— start Supplied data —

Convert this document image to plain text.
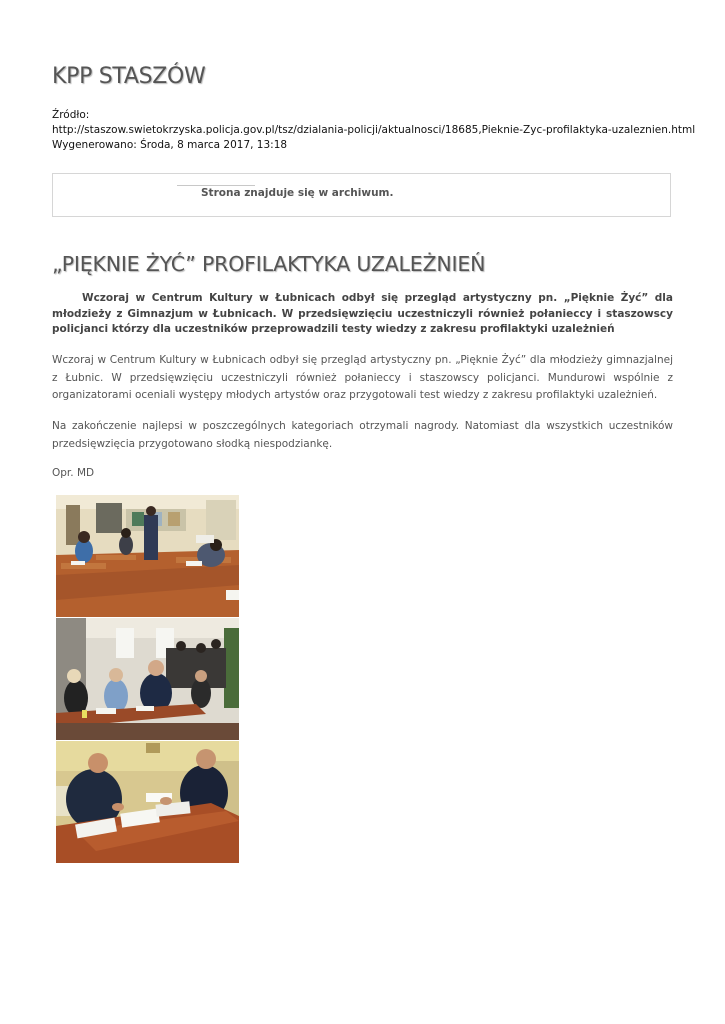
KPP STASZÓW
Źródło:
http://staszow.swietokrzyska.policja.gov.pl/tsz/dzialania-policji/aktualnosci/18685,Pieknie-Zyc-profilaktyka-uzaleznien.html
Wygenerowano: Środa, 8 marca 2017, 13:18
Strona znajduje się w archiwum.
„PIĘKNIE ŻYĆ” PROFILAKTYKA UZALEŻNIEŃ

Wczoraj w Centrum Kultury w Łubnicach odbył się przegląd artystyczny pn. „Pięknie Żyć” dla młodzieży z Gimnazjum w Łubnicach. W przedsięwzięciu uczestniczyli również połanieccy i staszowscy policjanci którzy dla uczestników przeprowadzili testy wiedzy z zakresu profilaktyki uzależnień

Wczoraj w Centrum Kultury w Łubnicach odbył się przegląd artystyczny pn. „Pięknie Żyć” dla młodzieży gimnazjalnej z Łubnic. W przedsięwzięciu uczestniczyli również połanieccy i staszowscy policjanci. Mundurowi wspólnie z organizatorami oceniali występy młodych artystów oraz przygotowali test wiedzy z zakresu profilaktyki uzależnień.

Na zakończenie najlepsi w poszczególnych kategoriach otrzymali nagrody. Natomiast dla wszystkich uczestników przedsięwzięcia przygotowano słodką niespodziankę.

Opr. MD
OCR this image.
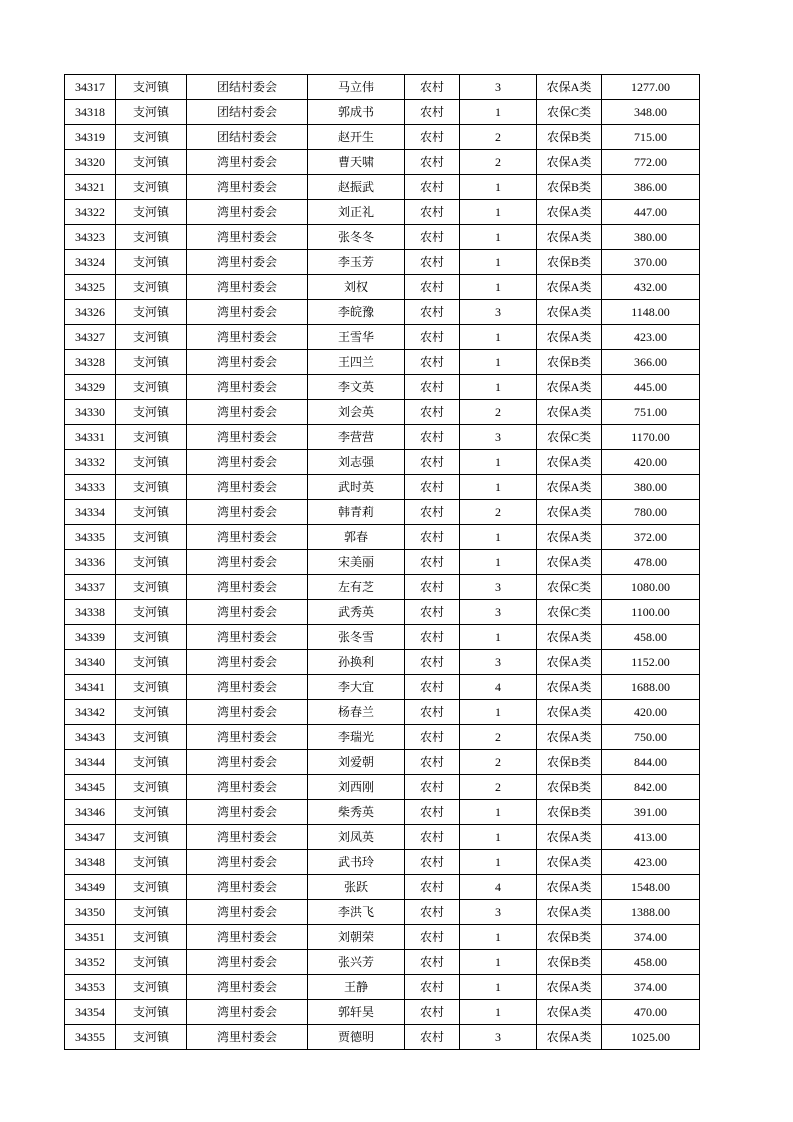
34317	支河镇	团结村委会	马立伟	农村	3	农保A类	1277.00
34318	支河镇	团结村委会	郭成书	农村	1	农保C类	348.00
34319	支河镇	团结村委会	赵开生	农村	2	农保B类	715.00
34320	支河镇	湾里村委会	曹天啸	农村	2	农保A类	772.00
34321	支河镇	湾里村委会	赵振武	农村	1	农保B类	386.00
34322	支河镇	湾里村委会	刘正礼	农村	1	农保A类	447.00
34323	支河镇	湾里村委会	张冬冬	农村	1	农保A类	380.00
34324	支河镇	湾里村委会	李玉芳	农村	1	农保B类	370.00
34325	支河镇	湾里村委会	刘权	农村	1	农保A类	432.00
34326	支河镇	湾里村委会	李皖豫	农村	3	农保A类	1148.00
34327	支河镇	湾里村委会	王雪华	农村	1	农保A类	423.00
34328	支河镇	湾里村委会	王四兰	农村	1	农保B类	366.00
34329	支河镇	湾里村委会	李文英	农村	1	农保A类	445.00
34330	支河镇	湾里村委会	刘会英	农村	2	农保A类	751.00
34331	支河镇	湾里村委会	李营营	农村	3	农保C类	1170.00
34332	支河镇	湾里村委会	刘志强	农村	1	农保A类	420.00
34333	支河镇	湾里村委会	武时英	农村	1	农保A类	380.00
34334	支河镇	湾里村委会	韩青莉	农村	2	农保A类	780.00
34335	支河镇	湾里村委会	郭春	农村	1	农保A类	372.00
34336	支河镇	湾里村委会	宋美丽	农村	1	农保A类	478.00
34337	支河镇	湾里村委会	左有芝	农村	3	农保C类	1080.00
34338	支河镇	湾里村委会	武秀英	农村	3	农保C类	1100.00
34339	支河镇	湾里村委会	张冬雪	农村	1	农保A类	458.00
34340	支河镇	湾里村委会	孙换利	农村	3	农保A类	1152.00
34341	支河镇	湾里村委会	李大宜	农村	4	农保A类	1688.00
34342	支河镇	湾里村委会	杨春兰	农村	1	农保A类	420.00
34343	支河镇	湾里村委会	李瑞光	农村	2	农保A类	750.00
34344	支河镇	湾里村委会	刘爱朝	农村	2	农保B类	844.00
34345	支河镇	湾里村委会	刘西刚	农村	2	农保B类	842.00
34346	支河镇	湾里村委会	柴秀英	农村	1	农保B类	391.00
34347	支河镇	湾里村委会	刘凤英	农村	1	农保A类	413.00
34348	支河镇	湾里村委会	武书玲	农村	1	农保A类	423.00
34349	支河镇	湾里村委会	张跃	农村	4	农保A类	1548.00
34350	支河镇	湾里村委会	李洪飞	农村	3	农保A类	1388.00
34351	支河镇	湾里村委会	刘朝荣	农村	1	农保B类	374.00
34352	支河镇	湾里村委会	张兴芳	农村	1	农保B类	458.00
34353	支河镇	湾里村委会	王静	农村	1	农保A类	374.00
34354	支河镇	湾里村委会	郭轩昊	农村	1	农保A类	470.00
34355	支河镇	湾里村委会	贾德明	农村	3	农保A类	1025.00
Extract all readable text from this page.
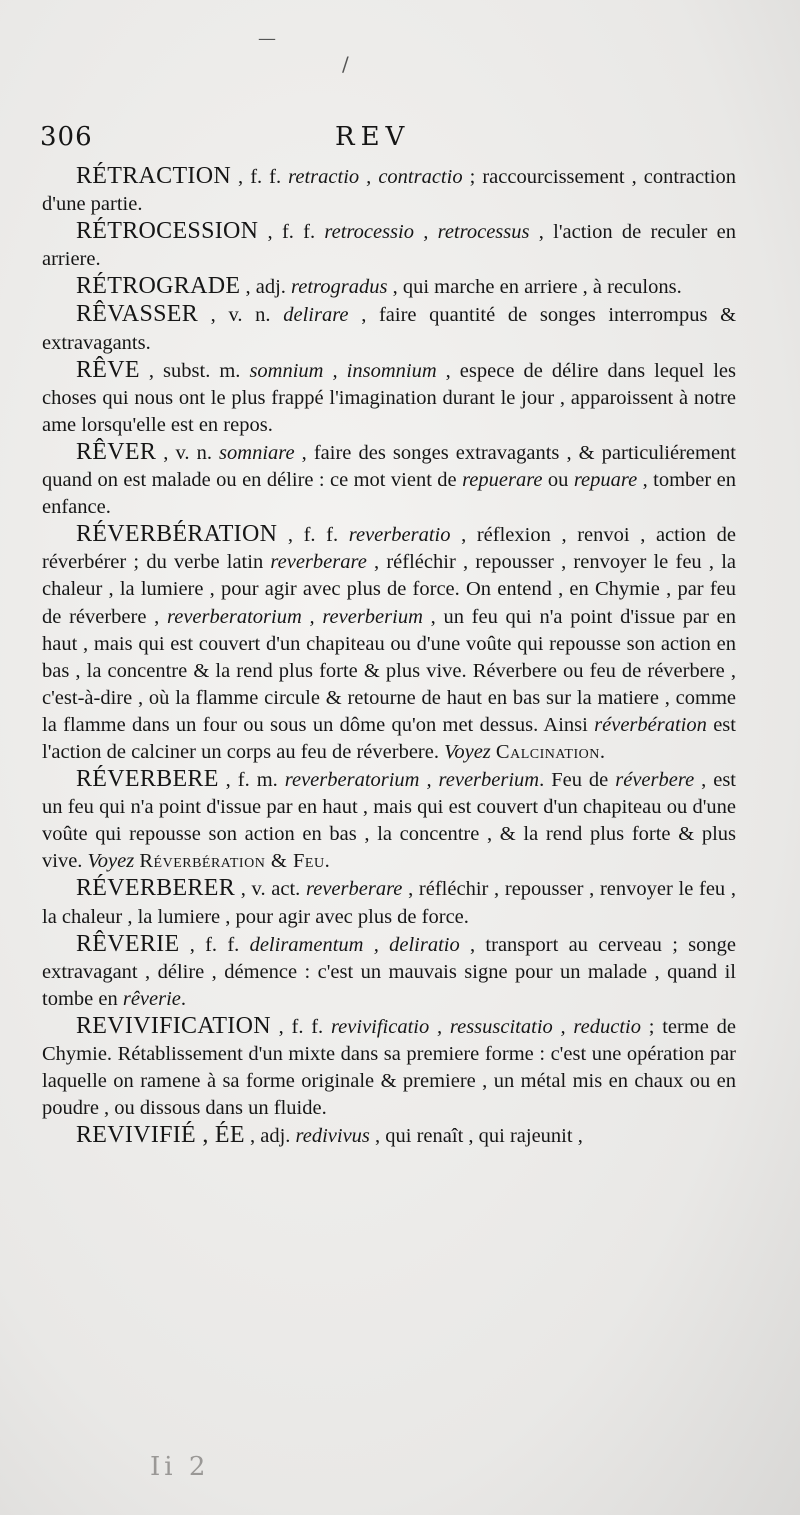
306	REV

RÉTRACTION , f. f. retractio , contractio ; raccourcissement , contraction d'une partie.

RÉTROCESSION , f. f. retrocessio , retrocessus , l'action de reculer en arriere.

RÉTROGRADE , adj. retrogradus , qui marche en arriere , à reculons.

RÊVASSER , v. n. delirare , faire quantité de songes interrompus & extravagants.

RÊVE , subst. m. somnium , insomnium , espece de délire dans lequel les choses qui nous ont le plus frappé l'imagination durant le jour , apparoissent à notre ame lorsqu'elle est en repos.

RÊVER , v. n. somniare , faire des songes extravagants , & particuliérement quand on est malade ou en délire : ce mot vient de repuerare ou repuare , tomber en enfance.

RÉVERBÉRATION , f. f. reverberatio , réflexion , renvoi , action de réverbérer ; du verbe latin reverberare , réfléchir , repousser , renvoyer le feu , la chaleur , la lumiere , pour agir avec plus de force. On entend , en Chymie , par feu de réverbere , reverberatorium , reverberium , un feu qui n'a point d'issue par en haut , mais qui est couvert d'un chapiteau ou d'une voûte qui repousse son action en bas , la concentre & la rend plus forte & plus vive. Réverbere ou feu de réverbere , c'est-à-dire , où la flamme circule & retourne de haut en bas sur la matiere , comme la flamme dans un four ou sous un dôme qu'on met dessus. Ainsi réverbération est l'action de calciner un corps au feu de réverbere. Voyez Calcination.

RÉVERBERE , f. m. reverberatorium , reverberium. Feu de réverbere , est un feu qui n'a point d'issue par en haut , mais qui est couvert d'un chapiteau ou d'une voûte qui repousse son action en bas , la concentre , & la rend plus forte & plus vive. Voyez Réverbération & Feu.

RÉVERBERER , v. act. reverberare , réfléchir , repousser , renvoyer le feu , la chaleur , la lumiere , pour agir avec plus de force.

RÊVERIE , f. f. deliramentum , deliratio , transport au cerveau ; songe extravagant , délire , démence : c'est un mauvais signe pour un malade , quand il tombe en rêverie.

REVIVIFICATION , f. f. revivificatio , ressuscitatio , reductio ; terme de Chymie. Rétablissement d'un mixte dans sa premiere forme : c'est une opération par laquelle on ramene à sa forme originale & premiere , un métal mis en chaux ou en poudre , ou dissous dans un fluide.

REVIVIFIÉ , ÉE , adj. redivivus , qui renaît , qui rajeunit ,

Ii 2
—
/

— end Supplied data —

* Request *
Give every line above again exactly, with no pictures.

* Response to this task *
Convert this document image to plain text.
KPP STASZÓW
Źródło:
http://staszow.swietokrzyska.policja.gov.pl/tsz/dzialania-policji/aktualnosci/18685,Pieknie-Zyc-profilaktyka-uzaleznien.html
Wygenerowano: Środa, 8 marca 2017, 13:18
Strona znajduje się w archiwum.
„PIĘKNIE ŻYĆ” PROFILAKTYKA UZALEŻNIEŃ

Wczoraj w Centrum Kultury w Łubnicach odbył się przegląd artystyczny pn. „Pięknie Żyć” dla młodzieży z Gimnazjum w Łubnicach. W przedsięwzięciu uczestniczyli również połanieccy i staszowscy policjanci którzy dla uczestników przeprowadzili testy wiedzy z zakresu profilaktyki uzależnień

Wczoraj w Centrum Kultury w Łubnicach odbył się przegląd artystyczny pn. „Pięknie Żyć” dla młodzieży gimnazjalnej z Łubnic. W przedsięwzięciu uczestniczyli również połanieccy i staszowscy policjanci. Mundurowi wspólnie z organizatorami oceniali występy młodych artystów oraz przygotowali test wiedzy z zakresu profilaktyki uzależnień.

Na zakończenie najlepsi w poszczególnych kategoriach otrzymali nagrody. Natomiast dla wszystkich uczestników przedsięwzięcia przygotowano słodką niespodziankę.

Opr. MD
OCR this image.
34317	支河镇	团结村委会	马立伟	农村	3	农保A类	1277.00
34318	支河镇	团结村委会	郭成书	农村	1	农保C类	348.00
34319	支河镇	团结村委会	赵开生	农村	2	农保B类	715.00
34320	支河镇	湾里村委会	曹天啸	农村	2	农保A类	772.00
34321	支河镇	湾里村委会	赵振武	农村	1	农保B类	386.00
34322	支河镇	湾里村委会	刘正礼	农村	1	农保A类	447.00
34323	支河镇	湾里村委会	张冬冬	农村	1	农保A类	380.00
34324	支河镇	湾里村委会	李玉芳	农村	1	农保B类	370.00
34325	支河镇	湾里村委会	刘权	农村	1	农保A类	432.00
34326	支河镇	湾里村委会	李皖豫	农村	3	农保A类	1148.00
34327	支河镇	湾里村委会	王雪华	农村	1	农保A类	423.00
34328	支河镇	湾里村委会	王四兰	农村	1	农保B类	366.00
34329	支河镇	湾里村委会	李文英	农村	1	农保A类	445.00
34330	支河镇	湾里村委会	刘会英	农村	2	农保A类	751.00
34331	支河镇	湾里村委会	李营营	农村	3	农保C类	1170.00
34332	支河镇	湾里村委会	刘志强	农村	1	农保A类	420.00
34333	支河镇	湾里村委会	武时英	农村	1	农保A类	380.00
34334	支河镇	湾里村委会	韩青莉	农村	2	农保A类	780.00
34335	支河镇	湾里村委会	郭春	农村	1	农保A类	372.00
34336	支河镇	湾里村委会	宋美丽	农村	1	农保A类	478.00
34337	支河镇	湾里村委会	左有芝	农村	3	农保C类	1080.00
34338	支河镇	湾里村委会	武秀英	农村	3	农保C类	1100.00
34339	支河镇	湾里村委会	张冬雪	农村	1	农保A类	458.00
34340	支河镇	湾里村委会	孙换利	农村	3	农保A类	1152.00
34341	支河镇	湾里村委会	李大宜	农村	4	农保A类	1688.00
34342	支河镇	湾里村委会	杨春兰	农村	1	农保A类	420.00
34343	支河镇	湾里村委会	李瑞光	农村	2	农保A类	750.00
34344	支河镇	湾里村委会	刘爱朝	农村	2	农保B类	844.00
34345	支河镇	湾里村委会	刘西刚	农村	2	农保B类	842.00
34346	支河镇	湾里村委会	柴秀英	农村	1	农保B类	391.00
34347	支河镇	湾里村委会	刘凤英	农村	1	农保A类	413.00
34348	支河镇	湾里村委会	武书玲	农村	1	农保A类	423.00
34349	支河镇	湾里村委会	张跃	农村	4	农保A类	1548.00
34350	支河镇	湾里村委会	李洪飞	农村	3	农保A类	1388.00
34351	支河镇	湾里村委会	刘朝荣	农村	1	农保B类	374.00
34352	支河镇	湾里村委会	张兴芳	农村	1	农保B类	458.00
34353	支河镇	湾里村委会	王静	农村	1	农保A类	374.00
34354	支河镇	湾里村委会	郭轩昊	农村	1	农保A类	470.00
34355	支河镇	湾里村委会	贾德明	农村	3	农保A类	1025.00
Extract all readable text from this page.
306	REV

RÉTRACTION , f. f. retractio , contractio ; raccourcissement , contraction d'une partie.

RÉTROCESSION , f. f. retrocessio , retrocessus , l'action de reculer en arriere.

RÉTROGRADE , adj. retrogradus , qui marche en arriere , à reculons.

RÊVASSER , v. n. delirare , faire quantité de songes interrompus & extravagants.

RÊVE , subst. m. somnium , insomnium , espece de délire dans lequel les choses qui nous ont le plus frappé l'imagination durant le jour , apparoissent à notre ame lorsqu'elle est en repos.

RÊVER , v. n. somniare , faire des songes extravagants , & particuliérement quand on est malade ou en délire : ce mot vient de repuerare ou repuare , tomber en enfance.

RÉVERBÉRATION , f. f. reverberatio , réflexion , renvoi , action de réverbérer ; du verbe latin reverberare , réfléchir , repousser , renvoyer le feu , la chaleur , la lumiere , pour agir avec plus de force. On entend , en Chymie , par feu de réverbere , reverberatorium , reverberium , un feu qui n'a point d'issue par en haut , mais qui est couvert d'un chapiteau ou d'une voûte qui repousse son action en bas , la concentre & la rend plus forte & plus vive. Réverbere ou feu de réverbere , c'est-à-dire , où la flamme circule & retourne de haut en bas sur la matiere , comme la flamme dans un four ou sous un dôme qu'on met dessus. Ainsi réverbération est l'action de calciner un corps au feu de réverbere. Voyez Calcination.

RÉVERBERE , f. m. reverberatorium , reverberium. Feu de réverbere , est un feu qui n'a point d'issue par en haut , mais qui est couvert d'un chapiteau ou d'une voûte qui repousse son action en bas , la concentre , & la rend plus forte & plus vive. Voyez Réverbération & Feu.

RÉVERBERER , v. act. reverberare , réfléchir , repousser , renvoyer le feu , la chaleur , la lumiere , pour agir avec plus de force.

RÊVERIE , f. f. deliramentum , deliratio , transport au cerveau ; songe extravagant , délire , démence : c'est un mauvais signe pour un malade , quand il tombe en rêverie.

REVIVIFICATION , f. f. revivificatio , ressuscitatio , reductio ; terme de Chymie. Rétablissement d'un mixte dans sa premiere forme : c'est une opération par laquelle on ramene à sa forme originale & premiere , un métal mis en chaux ou en poudre , ou dissous dans un fluide.

REVIVIFIÉ , ÉE , adj. redivivus , qui renaît , qui rajeunit ,

Ii 2
—
/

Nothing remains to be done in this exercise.